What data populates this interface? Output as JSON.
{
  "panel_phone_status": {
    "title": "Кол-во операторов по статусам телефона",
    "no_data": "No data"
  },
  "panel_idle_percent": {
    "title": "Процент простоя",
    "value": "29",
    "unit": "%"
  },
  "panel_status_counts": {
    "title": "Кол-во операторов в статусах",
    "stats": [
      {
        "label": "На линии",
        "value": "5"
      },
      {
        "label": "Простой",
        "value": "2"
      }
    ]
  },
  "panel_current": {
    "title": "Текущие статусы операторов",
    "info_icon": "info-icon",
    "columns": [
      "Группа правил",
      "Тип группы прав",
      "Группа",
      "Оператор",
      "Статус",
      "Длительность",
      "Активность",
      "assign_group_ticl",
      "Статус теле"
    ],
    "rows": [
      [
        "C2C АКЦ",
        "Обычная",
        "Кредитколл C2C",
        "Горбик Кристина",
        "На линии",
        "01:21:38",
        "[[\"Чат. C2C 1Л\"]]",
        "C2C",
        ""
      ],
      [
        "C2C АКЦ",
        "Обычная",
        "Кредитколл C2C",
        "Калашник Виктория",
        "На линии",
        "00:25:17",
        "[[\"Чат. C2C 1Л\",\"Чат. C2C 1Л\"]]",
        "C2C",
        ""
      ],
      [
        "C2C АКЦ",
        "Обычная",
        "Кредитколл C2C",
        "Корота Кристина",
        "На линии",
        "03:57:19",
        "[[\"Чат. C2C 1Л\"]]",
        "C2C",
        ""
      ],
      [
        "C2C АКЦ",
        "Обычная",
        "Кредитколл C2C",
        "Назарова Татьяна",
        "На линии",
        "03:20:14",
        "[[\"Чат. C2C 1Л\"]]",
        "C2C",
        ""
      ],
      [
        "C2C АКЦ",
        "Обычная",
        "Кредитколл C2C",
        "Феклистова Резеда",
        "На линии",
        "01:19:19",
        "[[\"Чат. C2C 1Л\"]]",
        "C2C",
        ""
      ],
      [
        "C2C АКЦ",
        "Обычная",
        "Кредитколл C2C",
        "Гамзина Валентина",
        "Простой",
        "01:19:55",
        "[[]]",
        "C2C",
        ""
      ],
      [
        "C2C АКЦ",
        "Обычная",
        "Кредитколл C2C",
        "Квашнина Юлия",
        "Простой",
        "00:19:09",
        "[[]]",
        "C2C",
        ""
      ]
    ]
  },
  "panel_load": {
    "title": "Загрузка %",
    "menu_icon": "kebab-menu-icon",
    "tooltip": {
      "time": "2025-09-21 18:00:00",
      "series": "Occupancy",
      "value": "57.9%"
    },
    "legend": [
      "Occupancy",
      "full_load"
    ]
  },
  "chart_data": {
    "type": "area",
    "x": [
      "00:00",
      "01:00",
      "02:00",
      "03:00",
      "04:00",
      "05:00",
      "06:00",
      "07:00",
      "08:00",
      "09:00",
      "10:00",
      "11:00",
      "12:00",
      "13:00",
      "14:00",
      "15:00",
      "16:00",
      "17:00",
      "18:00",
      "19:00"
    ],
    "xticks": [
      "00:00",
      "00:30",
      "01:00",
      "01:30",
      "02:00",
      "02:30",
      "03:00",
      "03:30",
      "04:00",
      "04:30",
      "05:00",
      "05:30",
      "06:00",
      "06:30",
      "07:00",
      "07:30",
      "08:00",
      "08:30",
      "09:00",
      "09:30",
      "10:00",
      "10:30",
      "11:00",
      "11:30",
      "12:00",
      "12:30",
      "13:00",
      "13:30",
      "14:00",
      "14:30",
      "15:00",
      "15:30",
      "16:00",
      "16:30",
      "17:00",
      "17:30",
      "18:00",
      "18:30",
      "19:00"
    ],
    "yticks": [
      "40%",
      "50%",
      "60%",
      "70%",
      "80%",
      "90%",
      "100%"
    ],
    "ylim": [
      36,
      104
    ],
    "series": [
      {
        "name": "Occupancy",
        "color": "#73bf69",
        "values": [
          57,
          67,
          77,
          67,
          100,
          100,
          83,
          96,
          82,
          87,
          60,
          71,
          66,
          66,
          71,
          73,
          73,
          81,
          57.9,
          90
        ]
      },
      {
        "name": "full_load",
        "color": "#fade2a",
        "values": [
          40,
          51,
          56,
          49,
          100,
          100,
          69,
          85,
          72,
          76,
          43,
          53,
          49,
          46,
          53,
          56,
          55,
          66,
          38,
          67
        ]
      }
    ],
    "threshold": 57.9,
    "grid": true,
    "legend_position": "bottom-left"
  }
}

+===+

● What is needed: Faithfully copy every entry, leaving nothing out.

● Response:
What data populates this interface? Output as JSON.
{
  "panel_phone_status": {
    "title": "Кол-во операторов по статусам телефона",
    "no_data": "No data"
  },
  "panel_idle_percent": {
    "title": "Процент простоя",
    "value": "29",
    "unit": "%"
  },
  "panel_status_counts": {
    "title": "Кол-во операторов в статусах",
    "stats": [
      {
        "label": "На линии",
        "value": "5"
      },
      {
        "label": "Простой",
        "value": "2"
      }
    ]
  },
  "panel_current": {
    "title": "Текущие статусы операторов",
    "info_icon": "info-icon",
    "columns": [
      "Группа правил",
      "Тип группы прав",
      "Группа",
      "Оператор",
      "Статус",
      "Длительность",
      "Активность",
      "assign_group_ticl",
      "Статус теле"
    ],
    "rows": [
      [
        "C2C АКЦ",
        "Обычная",
        "Кредитколл C2C",
        "Горбик Кристина",
        "На линии",
        "01:21:38",
        "[[\"Чат. C2C 1Л\"]]",
        "C2C",
        ""
      ],
      [
        "C2C АКЦ",
        "Обычная",
        "Кредитколл C2C",
        "Калашник Виктория",
        "На линии",
        "00:25:17",
        "[[\"Чат. C2C 1Л\",\"Чат. C2C 1Л\"]]",
        "C2C",
        ""
      ],
      [
        "C2C АКЦ",
        "Обычная",
        "Кредитколл C2C",
        "Корота Кристина",
        "На линии",
        "03:57:19",
        "[[\"Чат. C2C 1Л\"]]",
        "C2C",
        ""
      ],
      [
        "C2C АКЦ",
        "Обычная",
        "Кредитколл C2C",
        "Назарова Татьяна",
        "На линии",
        "03:20:14",
        "[[\"Чат. C2C 1Л\"]]",
        "C2C",
        ""
      ],
      [
        "C2C АКЦ",
        "Обычная",
        "Кредитколл C2C",
        "Феклистова Резеда",
        "На линии",
        "01:19:19",
        "[[\"Чат. C2C 1Л\"]]",
        "C2C",
        ""
      ],
      [
        "C2C АКЦ",
        "Обычная",
        "Кредитколл C2C",
        "Гамзина Валентина",
        "Простой",
        "01:19:55",
        "[[]]",
        "C2C",
        ""
      ],
      [
        "C2C АКЦ",
        "Обычная",
        "Кредитколл C2C",
        "Квашнина Юлия",
        "Простой",
        "00:19:09",
        "[[]]",
        "C2C",
        ""
      ]
    ]
  },
  "panel_load": {
    "title": "Загрузка %",
    "menu_icon": "kebab-menu-icon",
    "tooltip": {
      "time": "2025-09-21 18:00:00",
      "series": "Occupancy",
      "value": "57.9%"
    },
    "legend": [
      "Occupancy",
      "full_load"
    ]
  },
  "chart_data": {
    "type": "area",
    "x": [
      "00:00",
      "01:00",
      "02:00",
      "03:00",
      "04:00",
      "05:00",
      "06:00",
      "07:00",
      "08:00",
      "09:00",
      "10:00",
      "11:00",
      "12:00",
      "13:00",
      "14:00",
      "15:00",
      "16:00",
      "17:00",
      "18:00",
      "19:00"
    ],
    "xticks": [
      "00:00",
      "00:30",
      "01:00",
      "01:30",
      "02:00",
      "02:30",
      "03:00",
      "03:30",
      "04:00",
      "04:30",
      "05:00",
      "05:30",
      "06:00",
      "06:30",
      "07:00",
      "07:30",
      "08:00",
      "08:30",
      "09:00",
      "09:30",
      "10:00",
      "10:30",
      "11:00",
      "11:30",
      "12:00",
      "12:30",
      "13:00",
      "13:30",
      "14:00",
      "14:30",
      "15:00",
      "15:30",
      "16:00",
      "16:30",
      "17:00",
      "17:30",
      "18:00",
      "18:30",
      "19:00"
    ],
    "yticks": [
      "40%",
      "50%",
      "60%",
      "70%",
      "80%",
      "90%",
      "100%"
    ],
    "ylim": [
      36,
      104
    ],
    "series": [
      {
        "name": "Occupancy",
        "color": "#73bf69",
        "values": [
          57,
          67,
          77,
          67,
          100,
          100,
          83,
          96,
          82,
          87,
          60,
          71,
          66,
          66,
          71,
          73,
          73,
          81,
          57.9,
          90
        ]
      },
      {
        "name": "full_load",
        "color": "#fade2a",
        "values": [
          40,
          51,
          56,
          49,
          100,
          100,
          69,
          85,
          72,
          76,
          43,
          53,
          49,
          46,
          53,
          56,
          55,
          66,
          38,
          67
        ]
      }
    ],
    "threshold": 57.9,
    "grid": true,
    "legend_position": "bottom-left"
  }
}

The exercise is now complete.